DIRECTIONS FOR THIS TASK — Without the pictures, print each of the records below exactly as it appears.

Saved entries
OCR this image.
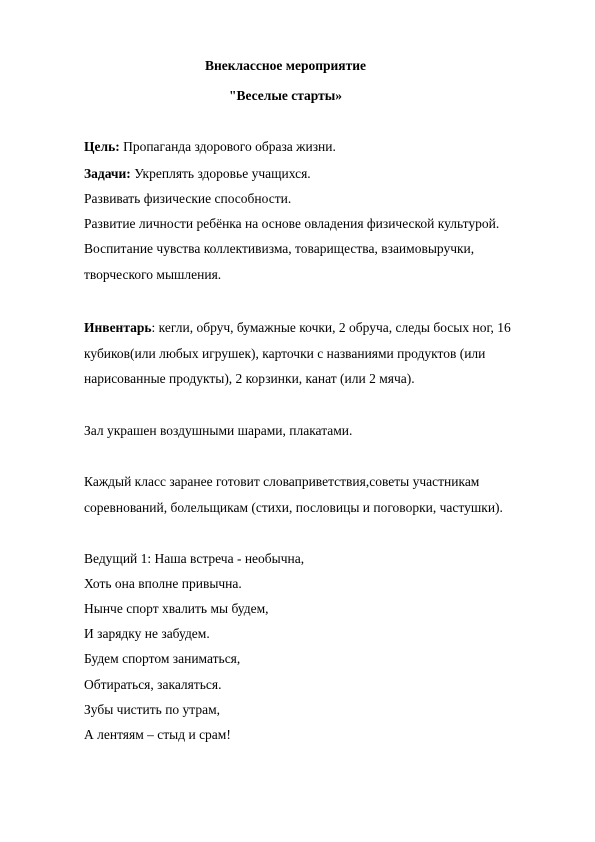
Внеклассное мероприятие
"Веселые старты»
Цель: Пропаганда здорового образа жизни.
Задачи: Укреплять здоровье учащихся.
Развивать физические способности.
Развитие личности ребёнка на основе овладения физической культурой.
Воспитание чувства коллективизма, товарищества, взаимовыручки,
творческого мышления.
Инвентарь: кегли, обруч, бумажные кочки, 2 обруча, следы босых ног, 16
кубиков(или любых игрушек), карточки с названиями продуктов (или
нарисованные продукты), 2 корзинки, канат (или 2 мяча).
Зал украшен воздушными шарами, плакатами.
Каждый класс заранее готовит словаприветствия,советы участникам
соревнований, болельщикам (стихи, пословицы и поговорки, частушки).
Ведущий 1: Наша встреча - необычна,
Хоть она вполне привычна.
Нынче спорт хвалить мы будем,
И зарядку не забудем.
Будем спортом заниматься,
Обтираться, закаляться.
Зубы чистить по утрам,
А лентяям – стыд и срам!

CORRECT RESPONSE —
OCR this image.
Внеклассное мероприятие
"Веселые старты»
Цель: Пропаганда здорового образа жизни.
Задачи: Укреплять здоровье учащихся.
Развивать физические способности.
Развитие личности ребёнка на основе овладения физической культурой.
Воспитание чувства коллективизма, товарищества, взаимовыручки,
творческого мышления.
Инвентарь: кегли, обруч, бумажные кочки, 2 обруча, следы босых ног, 16
кубиков(или любых игрушек), карточки с названиями продуктов (или
нарисованные продукты), 2 корзинки, канат (или 2 мяча).
Зал украшен воздушными шарами, плакатами.
Каждый класс заранее готовит словаприветствия,советы участникам
соревнований, болельщикам (стихи, пословицы и поговорки, частушки).
Ведущий 1: Наша встреча - необычна,
Хоть она вполне привычна.
Нынче спорт хвалить мы будем,
И зарядку не забудем.
Будем спортом заниматься,
Обтираться, закаляться.
Зубы чистить по утрам,
А лентяям – стыд и срам!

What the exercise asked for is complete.